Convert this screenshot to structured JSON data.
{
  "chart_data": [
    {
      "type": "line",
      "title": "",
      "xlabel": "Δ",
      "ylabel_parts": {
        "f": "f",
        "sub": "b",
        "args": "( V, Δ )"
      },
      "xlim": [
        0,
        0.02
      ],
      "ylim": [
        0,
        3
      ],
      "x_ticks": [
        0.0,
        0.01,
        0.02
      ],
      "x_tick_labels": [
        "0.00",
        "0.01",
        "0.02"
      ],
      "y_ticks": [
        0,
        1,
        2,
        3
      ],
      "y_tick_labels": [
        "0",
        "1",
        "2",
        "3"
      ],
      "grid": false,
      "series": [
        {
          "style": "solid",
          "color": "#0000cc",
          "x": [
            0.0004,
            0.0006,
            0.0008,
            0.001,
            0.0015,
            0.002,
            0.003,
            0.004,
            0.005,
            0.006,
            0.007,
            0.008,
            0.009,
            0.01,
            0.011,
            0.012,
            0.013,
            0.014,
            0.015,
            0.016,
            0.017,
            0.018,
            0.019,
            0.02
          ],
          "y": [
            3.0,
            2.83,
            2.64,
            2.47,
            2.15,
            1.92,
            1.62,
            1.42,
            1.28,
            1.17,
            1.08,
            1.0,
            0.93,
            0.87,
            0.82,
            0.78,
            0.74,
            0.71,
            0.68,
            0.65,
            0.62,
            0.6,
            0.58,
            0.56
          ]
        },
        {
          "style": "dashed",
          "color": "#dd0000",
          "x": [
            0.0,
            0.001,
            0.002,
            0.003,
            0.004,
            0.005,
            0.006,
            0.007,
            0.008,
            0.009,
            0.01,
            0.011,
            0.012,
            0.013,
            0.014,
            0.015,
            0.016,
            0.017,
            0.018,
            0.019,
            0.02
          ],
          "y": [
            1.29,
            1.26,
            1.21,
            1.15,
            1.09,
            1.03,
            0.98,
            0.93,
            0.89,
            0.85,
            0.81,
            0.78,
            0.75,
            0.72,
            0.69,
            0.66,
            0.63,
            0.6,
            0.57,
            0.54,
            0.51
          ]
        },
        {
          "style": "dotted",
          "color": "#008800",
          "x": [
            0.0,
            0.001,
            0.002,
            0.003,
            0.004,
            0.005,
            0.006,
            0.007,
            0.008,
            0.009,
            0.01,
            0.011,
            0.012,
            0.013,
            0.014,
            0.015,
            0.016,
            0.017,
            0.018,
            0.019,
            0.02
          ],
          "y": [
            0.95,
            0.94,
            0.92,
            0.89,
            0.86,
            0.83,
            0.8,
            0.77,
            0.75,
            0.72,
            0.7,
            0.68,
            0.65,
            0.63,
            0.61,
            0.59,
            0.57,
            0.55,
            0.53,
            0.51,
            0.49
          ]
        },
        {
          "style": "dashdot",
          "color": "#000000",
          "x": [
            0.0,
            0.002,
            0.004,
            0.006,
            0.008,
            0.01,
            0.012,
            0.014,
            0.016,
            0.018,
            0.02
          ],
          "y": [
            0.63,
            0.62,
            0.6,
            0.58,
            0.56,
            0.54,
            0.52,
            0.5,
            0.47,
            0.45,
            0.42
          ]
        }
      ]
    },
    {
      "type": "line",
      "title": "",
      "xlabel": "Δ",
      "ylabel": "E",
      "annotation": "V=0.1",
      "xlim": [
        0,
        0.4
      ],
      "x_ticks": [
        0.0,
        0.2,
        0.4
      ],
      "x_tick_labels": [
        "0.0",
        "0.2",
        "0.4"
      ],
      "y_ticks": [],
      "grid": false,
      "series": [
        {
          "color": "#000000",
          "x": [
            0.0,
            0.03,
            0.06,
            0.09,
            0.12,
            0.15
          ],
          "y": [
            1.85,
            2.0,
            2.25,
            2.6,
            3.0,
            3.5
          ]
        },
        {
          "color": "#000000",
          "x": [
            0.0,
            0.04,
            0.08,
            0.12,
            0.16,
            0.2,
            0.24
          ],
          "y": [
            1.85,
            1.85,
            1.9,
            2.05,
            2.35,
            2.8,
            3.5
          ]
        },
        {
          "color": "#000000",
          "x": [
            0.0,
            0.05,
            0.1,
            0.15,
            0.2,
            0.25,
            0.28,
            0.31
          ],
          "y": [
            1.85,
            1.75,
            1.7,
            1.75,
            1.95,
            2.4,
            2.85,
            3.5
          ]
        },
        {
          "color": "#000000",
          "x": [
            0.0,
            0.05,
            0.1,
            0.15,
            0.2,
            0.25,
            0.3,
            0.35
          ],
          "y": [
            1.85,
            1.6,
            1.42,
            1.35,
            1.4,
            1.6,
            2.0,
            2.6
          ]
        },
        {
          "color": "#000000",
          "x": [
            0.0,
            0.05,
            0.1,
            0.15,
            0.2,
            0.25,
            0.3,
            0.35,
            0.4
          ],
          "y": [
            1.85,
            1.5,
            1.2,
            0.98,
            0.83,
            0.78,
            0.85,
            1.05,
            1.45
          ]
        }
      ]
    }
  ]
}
# # #
- **Exercise prompt**:
Each line above must be printed exactly as it appears.

- **Response for this exercise**:
Convert this screenshot to structured JSON data.
{
  "chart_data": [
    {
      "type": "line",
      "title": "",
      "xlabel": "Δ",
      "ylabel_parts": {
        "f": "f",
        "sub": "b",
        "args": "( V, Δ )"
      },
      "xlim": [
        0,
        0.02
      ],
      "ylim": [
        0,
        3
      ],
      "x_ticks": [
        0.0,
        0.01,
        0.02
      ],
      "x_tick_labels": [
        "0.00",
        "0.01",
        "0.02"
      ],
      "y_ticks": [
        0,
        1,
        2,
        3
      ],
      "y_tick_labels": [
        "0",
        "1",
        "2",
        "3"
      ],
      "grid": false,
      "series": [
        {
          "style": "solid",
          "color": "#0000cc",
          "x": [
            0.0004,
            0.0006,
            0.0008,
            0.001,
            0.0015,
            0.002,
            0.003,
            0.004,
            0.005,
            0.006,
            0.007,
            0.008,
            0.009,
            0.01,
            0.011,
            0.012,
            0.013,
            0.014,
            0.015,
            0.016,
            0.017,
            0.018,
            0.019,
            0.02
          ],
          "y": [
            3.0,
            2.83,
            2.64,
            2.47,
            2.15,
            1.92,
            1.62,
            1.42,
            1.28,
            1.17,
            1.08,
            1.0,
            0.93,
            0.87,
            0.82,
            0.78,
            0.74,
            0.71,
            0.68,
            0.65,
            0.62,
            0.6,
            0.58,
            0.56
          ]
        },
        {
          "style": "dashed",
          "color": "#dd0000",
          "x": [
            0.0,
            0.001,
            0.002,
            0.003,
            0.004,
            0.005,
            0.006,
            0.007,
            0.008,
            0.009,
            0.01,
            0.011,
            0.012,
            0.013,
            0.014,
            0.015,
            0.016,
            0.017,
            0.018,
            0.019,
            0.02
          ],
          "y": [
            1.29,
            1.26,
            1.21,
            1.15,
            1.09,
            1.03,
            0.98,
            0.93,
            0.89,
            0.85,
            0.81,
            0.78,
            0.75,
            0.72,
            0.69,
            0.66,
            0.63,
            0.6,
            0.57,
            0.54,
            0.51
          ]
        },
        {
          "style": "dotted",
          "color": "#008800",
          "x": [
            0.0,
            0.001,
            0.002,
            0.003,
            0.004,
            0.005,
            0.006,
            0.007,
            0.008,
            0.009,
            0.01,
            0.011,
            0.012,
            0.013,
            0.014,
            0.015,
            0.016,
            0.017,
            0.018,
            0.019,
            0.02
          ],
          "y": [
            0.95,
            0.94,
            0.92,
            0.89,
            0.86,
            0.83,
            0.8,
            0.77,
            0.75,
            0.72,
            0.7,
            0.68,
            0.65,
            0.63,
            0.61,
            0.59,
            0.57,
            0.55,
            0.53,
            0.51,
            0.49
          ]
        },
        {
          "style": "dashdot",
          "color": "#000000",
          "x": [
            0.0,
            0.002,
            0.004,
            0.006,
            0.008,
            0.01,
            0.012,
            0.014,
            0.016,
            0.018,
            0.02
          ],
          "y": [
            0.63,
            0.62,
            0.6,
            0.58,
            0.56,
            0.54,
            0.52,
            0.5,
            0.47,
            0.45,
            0.42
          ]
        }
      ]
    },
    {
      "type": "line",
      "title": "",
      "xlabel": "Δ",
      "ylabel": "E",
      "annotation": "V=0.1",
      "xlim": [
        0,
        0.4
      ],
      "x_ticks": [
        0.0,
        0.2,
        0.4
      ],
      "x_tick_labels": [
        "0.0",
        "0.2",
        "0.4"
      ],
      "y_ticks": [],
      "grid": false,
      "series": [
        {
          "color": "#000000",
          "x": [
            0.0,
            0.03,
            0.06,
            0.09,
            0.12,
            0.15
          ],
          "y": [
            1.85,
            2.0,
            2.25,
            2.6,
            3.0,
            3.5
          ]
        },
        {
          "color": "#000000",
          "x": [
            0.0,
            0.04,
            0.08,
            0.12,
            0.16,
            0.2,
            0.24
          ],
          "y": [
            1.85,
            1.85,
            1.9,
            2.05,
            2.35,
            2.8,
            3.5
          ]
        },
        {
          "color": "#000000",
          "x": [
            0.0,
            0.05,
            0.1,
            0.15,
            0.2,
            0.25,
            0.28,
            0.31
          ],
          "y": [
            1.85,
            1.75,
            1.7,
            1.75,
            1.95,
            2.4,
            2.85,
            3.5
          ]
        },
        {
          "color": "#000000",
          "x": [
            0.0,
            0.05,
            0.1,
            0.15,
            0.2,
            0.25,
            0.3,
            0.35
          ],
          "y": [
            1.85,
            1.6,
            1.42,
            1.35,
            1.4,
            1.6,
            2.0,
            2.6
          ]
        },
        {
          "color": "#000000",
          "x": [
            0.0,
            0.05,
            0.1,
            0.15,
            0.2,
            0.25,
            0.3,
            0.35,
            0.4
          ],
          "y": [
            1.85,
            1.5,
            1.2,
            0.98,
            0.83,
            0.78,
            0.85,
            1.05,
            1.45
          ]
        }
      ]
    }
  ]
}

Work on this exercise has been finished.